* **What you have to do**:
Pull every line containing "Report" out of the material below.

* **Raw records**:
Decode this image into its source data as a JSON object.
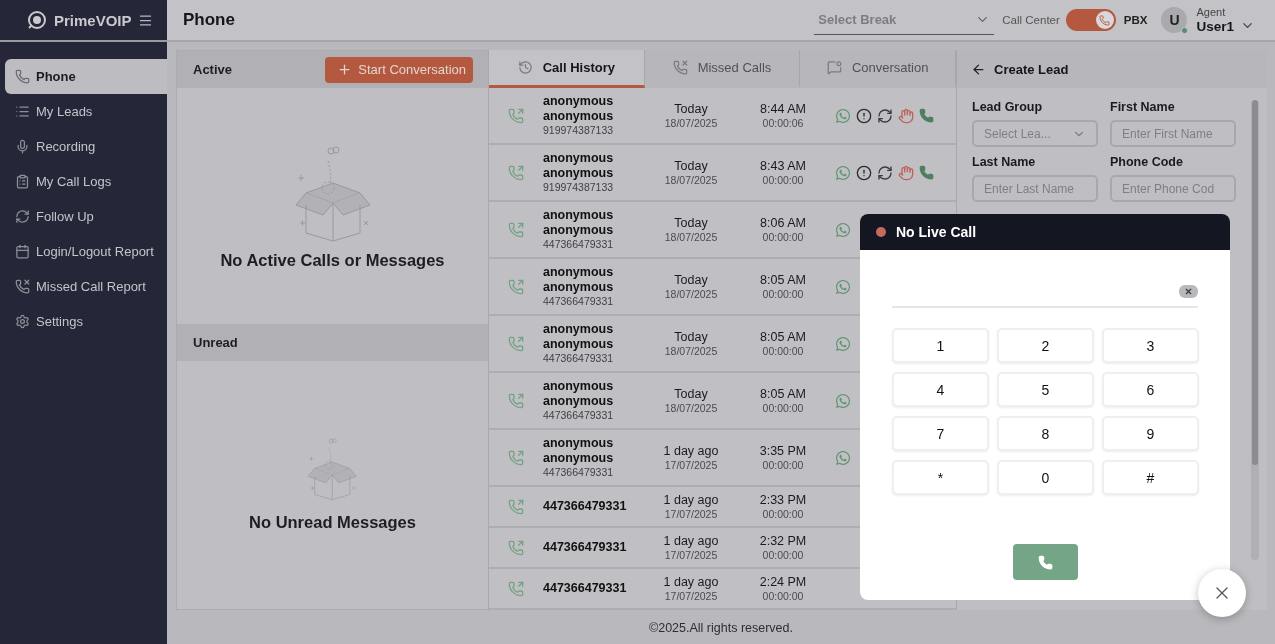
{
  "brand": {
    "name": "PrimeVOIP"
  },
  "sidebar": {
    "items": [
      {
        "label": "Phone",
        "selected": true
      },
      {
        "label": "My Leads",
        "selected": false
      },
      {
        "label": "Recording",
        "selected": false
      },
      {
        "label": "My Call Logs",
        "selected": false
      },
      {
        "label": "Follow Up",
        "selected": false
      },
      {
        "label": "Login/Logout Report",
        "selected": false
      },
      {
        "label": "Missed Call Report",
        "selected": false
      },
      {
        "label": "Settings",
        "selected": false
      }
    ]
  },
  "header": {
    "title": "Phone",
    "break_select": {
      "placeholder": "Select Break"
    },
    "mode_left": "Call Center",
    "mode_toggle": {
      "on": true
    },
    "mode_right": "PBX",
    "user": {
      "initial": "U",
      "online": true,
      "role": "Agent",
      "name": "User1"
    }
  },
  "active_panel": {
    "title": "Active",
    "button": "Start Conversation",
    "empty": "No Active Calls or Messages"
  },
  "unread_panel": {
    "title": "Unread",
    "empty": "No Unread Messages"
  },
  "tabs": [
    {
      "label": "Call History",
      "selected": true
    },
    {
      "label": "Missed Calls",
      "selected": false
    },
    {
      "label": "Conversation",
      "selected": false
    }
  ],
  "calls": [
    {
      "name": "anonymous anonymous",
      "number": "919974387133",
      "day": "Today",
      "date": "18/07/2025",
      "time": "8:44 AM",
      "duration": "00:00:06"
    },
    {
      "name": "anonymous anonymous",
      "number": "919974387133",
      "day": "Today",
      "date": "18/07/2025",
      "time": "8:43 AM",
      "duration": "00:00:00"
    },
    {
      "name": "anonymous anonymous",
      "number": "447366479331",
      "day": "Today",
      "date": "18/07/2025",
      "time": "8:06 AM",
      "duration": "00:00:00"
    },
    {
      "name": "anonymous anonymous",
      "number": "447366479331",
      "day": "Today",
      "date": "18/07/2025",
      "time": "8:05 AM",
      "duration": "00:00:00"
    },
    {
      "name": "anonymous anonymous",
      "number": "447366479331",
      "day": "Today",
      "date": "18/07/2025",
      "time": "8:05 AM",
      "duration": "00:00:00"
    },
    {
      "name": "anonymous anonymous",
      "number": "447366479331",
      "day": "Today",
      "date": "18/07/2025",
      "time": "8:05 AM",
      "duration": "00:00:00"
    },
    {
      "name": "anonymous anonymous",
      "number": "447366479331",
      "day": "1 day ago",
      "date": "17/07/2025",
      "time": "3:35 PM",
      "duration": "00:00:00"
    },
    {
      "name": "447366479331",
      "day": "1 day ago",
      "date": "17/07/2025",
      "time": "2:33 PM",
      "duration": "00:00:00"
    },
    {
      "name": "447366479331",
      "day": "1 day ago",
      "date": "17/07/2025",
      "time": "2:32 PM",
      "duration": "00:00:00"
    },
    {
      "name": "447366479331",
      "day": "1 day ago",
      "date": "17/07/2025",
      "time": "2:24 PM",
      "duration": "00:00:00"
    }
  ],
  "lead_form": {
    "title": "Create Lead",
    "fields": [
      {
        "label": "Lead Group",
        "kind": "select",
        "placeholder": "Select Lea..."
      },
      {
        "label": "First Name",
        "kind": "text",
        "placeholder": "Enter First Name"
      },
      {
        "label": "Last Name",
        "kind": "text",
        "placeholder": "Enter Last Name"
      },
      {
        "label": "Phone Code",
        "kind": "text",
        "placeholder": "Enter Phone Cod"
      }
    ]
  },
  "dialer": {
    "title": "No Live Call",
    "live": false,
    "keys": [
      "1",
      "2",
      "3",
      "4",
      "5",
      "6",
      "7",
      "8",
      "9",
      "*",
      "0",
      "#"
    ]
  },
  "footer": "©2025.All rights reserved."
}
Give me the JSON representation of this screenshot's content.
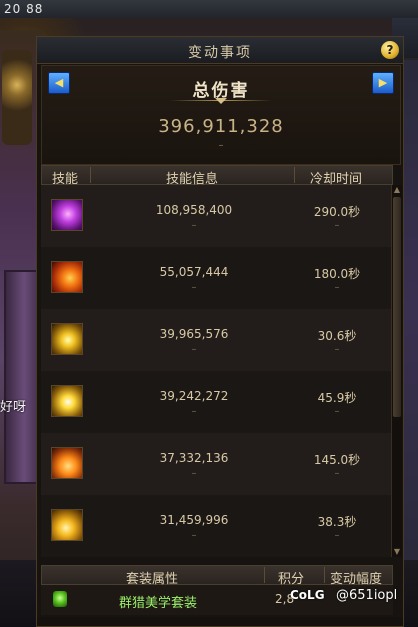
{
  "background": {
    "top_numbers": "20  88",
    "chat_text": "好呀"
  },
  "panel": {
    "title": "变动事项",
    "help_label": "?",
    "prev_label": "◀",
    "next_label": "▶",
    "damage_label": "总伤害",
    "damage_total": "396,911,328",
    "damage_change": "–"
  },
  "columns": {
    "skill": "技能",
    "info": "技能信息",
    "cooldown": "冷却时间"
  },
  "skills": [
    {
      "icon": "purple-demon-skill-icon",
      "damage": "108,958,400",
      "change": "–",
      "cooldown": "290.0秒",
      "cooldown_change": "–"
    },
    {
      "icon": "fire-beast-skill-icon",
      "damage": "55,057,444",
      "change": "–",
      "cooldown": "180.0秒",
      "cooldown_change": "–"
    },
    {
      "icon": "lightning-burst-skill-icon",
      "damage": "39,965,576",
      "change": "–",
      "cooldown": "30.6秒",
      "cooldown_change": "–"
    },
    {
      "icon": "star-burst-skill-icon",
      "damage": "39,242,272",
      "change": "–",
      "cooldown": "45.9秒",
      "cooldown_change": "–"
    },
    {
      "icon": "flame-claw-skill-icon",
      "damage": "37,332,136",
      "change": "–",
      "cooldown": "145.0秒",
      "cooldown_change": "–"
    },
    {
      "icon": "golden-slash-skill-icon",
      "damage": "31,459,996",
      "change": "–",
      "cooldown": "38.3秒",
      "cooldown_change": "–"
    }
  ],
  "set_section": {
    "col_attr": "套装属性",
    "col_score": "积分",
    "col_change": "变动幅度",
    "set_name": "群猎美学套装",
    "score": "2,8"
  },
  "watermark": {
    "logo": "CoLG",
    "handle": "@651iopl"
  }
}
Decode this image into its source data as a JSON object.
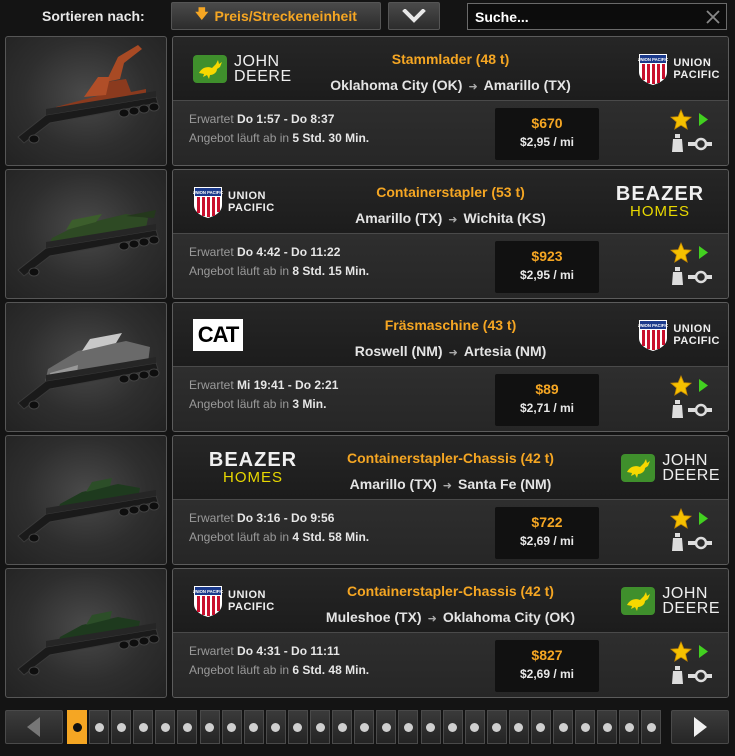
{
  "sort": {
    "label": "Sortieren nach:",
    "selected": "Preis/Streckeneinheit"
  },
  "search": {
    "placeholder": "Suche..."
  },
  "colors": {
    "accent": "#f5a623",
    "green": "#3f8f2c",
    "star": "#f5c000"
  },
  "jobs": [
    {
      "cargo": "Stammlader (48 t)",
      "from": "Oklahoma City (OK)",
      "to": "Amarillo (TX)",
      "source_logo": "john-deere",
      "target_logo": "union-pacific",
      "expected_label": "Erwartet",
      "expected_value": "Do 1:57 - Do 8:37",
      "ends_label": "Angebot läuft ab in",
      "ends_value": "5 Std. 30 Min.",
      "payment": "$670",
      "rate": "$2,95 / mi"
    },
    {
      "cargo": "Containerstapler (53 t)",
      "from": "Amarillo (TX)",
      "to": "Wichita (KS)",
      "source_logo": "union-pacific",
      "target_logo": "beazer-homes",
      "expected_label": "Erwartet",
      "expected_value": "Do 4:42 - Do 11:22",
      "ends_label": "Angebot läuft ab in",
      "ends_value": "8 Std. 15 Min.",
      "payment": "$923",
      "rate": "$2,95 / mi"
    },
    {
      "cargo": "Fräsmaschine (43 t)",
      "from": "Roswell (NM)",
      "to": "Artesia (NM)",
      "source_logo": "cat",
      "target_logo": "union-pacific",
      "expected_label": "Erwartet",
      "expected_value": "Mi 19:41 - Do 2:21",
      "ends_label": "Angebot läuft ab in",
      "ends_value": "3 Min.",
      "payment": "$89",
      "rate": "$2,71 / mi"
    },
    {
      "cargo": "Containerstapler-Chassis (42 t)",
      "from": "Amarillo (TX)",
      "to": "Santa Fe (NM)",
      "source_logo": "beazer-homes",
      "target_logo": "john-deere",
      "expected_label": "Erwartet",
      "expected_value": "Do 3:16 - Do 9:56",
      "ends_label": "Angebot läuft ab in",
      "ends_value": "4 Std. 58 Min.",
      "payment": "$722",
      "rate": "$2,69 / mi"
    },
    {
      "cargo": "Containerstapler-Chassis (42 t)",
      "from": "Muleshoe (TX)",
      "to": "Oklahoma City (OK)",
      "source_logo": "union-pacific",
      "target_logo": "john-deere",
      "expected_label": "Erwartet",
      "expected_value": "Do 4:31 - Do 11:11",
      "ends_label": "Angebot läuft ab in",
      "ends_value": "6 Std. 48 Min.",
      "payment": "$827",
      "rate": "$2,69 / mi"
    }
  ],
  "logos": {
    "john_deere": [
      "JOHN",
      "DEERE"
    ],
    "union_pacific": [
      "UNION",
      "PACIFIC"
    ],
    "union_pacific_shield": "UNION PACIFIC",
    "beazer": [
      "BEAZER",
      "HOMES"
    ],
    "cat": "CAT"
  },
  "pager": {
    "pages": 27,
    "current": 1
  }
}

* **The output**:
        "label": "Login/Logout Report",
        "label": "Missed Call Report",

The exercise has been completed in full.